• [EXERCISE DETAILS] Copy the rows below verbatim, every line in its original order.

• [PROVIDED ENTRIES]

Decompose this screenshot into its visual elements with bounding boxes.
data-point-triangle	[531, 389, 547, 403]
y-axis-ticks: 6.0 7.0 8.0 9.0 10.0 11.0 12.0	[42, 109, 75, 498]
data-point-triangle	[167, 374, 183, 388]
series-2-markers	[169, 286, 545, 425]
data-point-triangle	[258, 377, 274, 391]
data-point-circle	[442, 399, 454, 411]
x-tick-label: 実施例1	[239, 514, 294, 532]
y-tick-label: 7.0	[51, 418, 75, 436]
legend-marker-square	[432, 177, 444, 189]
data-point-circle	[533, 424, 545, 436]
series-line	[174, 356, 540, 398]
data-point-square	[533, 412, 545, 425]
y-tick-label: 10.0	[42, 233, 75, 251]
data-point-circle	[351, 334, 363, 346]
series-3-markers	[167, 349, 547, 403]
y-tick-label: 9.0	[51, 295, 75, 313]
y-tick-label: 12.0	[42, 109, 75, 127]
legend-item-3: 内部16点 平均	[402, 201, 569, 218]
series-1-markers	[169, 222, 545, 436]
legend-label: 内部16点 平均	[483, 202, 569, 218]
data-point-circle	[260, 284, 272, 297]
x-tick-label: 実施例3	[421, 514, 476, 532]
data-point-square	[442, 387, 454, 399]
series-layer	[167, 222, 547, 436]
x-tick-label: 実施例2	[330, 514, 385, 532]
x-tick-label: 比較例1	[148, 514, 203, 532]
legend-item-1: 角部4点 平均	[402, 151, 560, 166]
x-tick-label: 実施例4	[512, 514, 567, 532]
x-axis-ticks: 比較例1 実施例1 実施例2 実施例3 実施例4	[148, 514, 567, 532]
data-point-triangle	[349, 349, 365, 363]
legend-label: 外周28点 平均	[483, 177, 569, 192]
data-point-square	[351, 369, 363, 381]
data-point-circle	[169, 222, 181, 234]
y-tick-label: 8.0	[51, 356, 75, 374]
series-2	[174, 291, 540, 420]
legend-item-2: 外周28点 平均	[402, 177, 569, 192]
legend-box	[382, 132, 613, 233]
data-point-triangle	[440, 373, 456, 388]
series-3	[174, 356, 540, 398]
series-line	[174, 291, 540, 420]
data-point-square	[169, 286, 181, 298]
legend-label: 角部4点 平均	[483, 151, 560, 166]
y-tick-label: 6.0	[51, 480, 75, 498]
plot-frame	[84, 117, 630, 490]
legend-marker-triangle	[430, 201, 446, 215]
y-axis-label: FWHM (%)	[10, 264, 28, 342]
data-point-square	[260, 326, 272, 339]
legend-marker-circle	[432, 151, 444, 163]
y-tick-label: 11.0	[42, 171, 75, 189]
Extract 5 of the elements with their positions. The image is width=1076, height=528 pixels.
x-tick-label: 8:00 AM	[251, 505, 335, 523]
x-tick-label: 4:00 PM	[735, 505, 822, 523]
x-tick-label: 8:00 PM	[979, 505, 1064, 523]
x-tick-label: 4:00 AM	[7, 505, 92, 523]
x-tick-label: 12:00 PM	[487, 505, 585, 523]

• [EXERCISE ANSWER]
Decompose this screenshot into its visual elements with bounding boxes.
data-point-triangle	[531, 389, 547, 403]
y-axis-ticks: 6.0 7.0 8.0 9.0 10.0 11.0 12.0	[42, 109, 75, 498]
data-point-triangle	[167, 374, 183, 388]
series-2-markers	[169, 286, 545, 425]
data-point-triangle	[258, 377, 274, 391]
data-point-circle	[442, 399, 454, 411]
x-tick-label: 実施例1	[239, 514, 294, 532]
y-tick-label: 7.0	[51, 418, 75, 436]
legend-marker-square	[432, 177, 444, 189]
data-point-circle	[533, 424, 545, 436]
series-line	[174, 356, 540, 398]
data-point-square	[533, 412, 545, 425]
y-tick-label: 10.0	[42, 233, 75, 251]
data-point-circle	[351, 334, 363, 346]
series-3-markers	[167, 349, 547, 403]
y-tick-label: 9.0	[51, 295, 75, 313]
y-tick-label: 12.0	[42, 109, 75, 127]
legend-item-3: 内部16点 平均	[402, 201, 569, 218]
series-1-markers	[169, 222, 545, 436]
legend-label: 内部16点 平均	[483, 202, 569, 218]
data-point-circle	[260, 284, 272, 297]
x-tick-label: 実施例3	[421, 514, 476, 532]
data-point-square	[442, 387, 454, 399]
series-layer	[167, 222, 547, 436]
x-tick-label: 実施例2	[330, 514, 385, 532]
x-tick-label: 比較例1	[148, 514, 203, 532]
legend-item-1: 角部4点 平均	[402, 151, 560, 166]
x-tick-label: 実施例4	[512, 514, 567, 532]
x-axis-ticks: 比較例1 実施例1 実施例2 実施例3 実施例4	[148, 514, 567, 532]
data-point-triangle	[349, 349, 365, 363]
legend-label: 外周28点 平均	[483, 177, 569, 192]
data-point-square	[351, 369, 363, 381]
data-point-circle	[169, 222, 181, 234]
y-tick-label: 8.0	[51, 356, 75, 374]
series-2	[174, 291, 540, 420]
legend-item-2: 外周28点 平均	[402, 177, 569, 192]
legend-box	[382, 132, 613, 233]
data-point-triangle	[440, 373, 456, 388]
series-3	[174, 356, 540, 398]
series-line	[174, 291, 540, 420]
data-point-square	[169, 286, 181, 298]
legend-label: 角部4点 平均	[483, 151, 560, 166]
y-tick-label: 6.0	[51, 480, 75, 498]
plot-frame	[84, 117, 630, 490]
legend-marker-triangle	[430, 201, 446, 215]
y-axis-label: FWHM (%)	[10, 264, 28, 342]
data-point-square	[260, 326, 272, 339]
legend-marker-circle	[432, 151, 444, 163]
y-tick-label: 11.0	[42, 171, 75, 189]
Extract 5 of the elements with their positions. The image is width=1076, height=528 pixels.
x-tick-label: 8:00 AM	[251, 505, 335, 523]
x-tick-label: 4:00 PM	[735, 505, 822, 523]
x-tick-label: 8:00 PM	[979, 505, 1064, 523]
x-tick-label: 4:00 AM	[7, 505, 92, 523]
x-tick-label: 12:00 PM	[487, 505, 585, 523]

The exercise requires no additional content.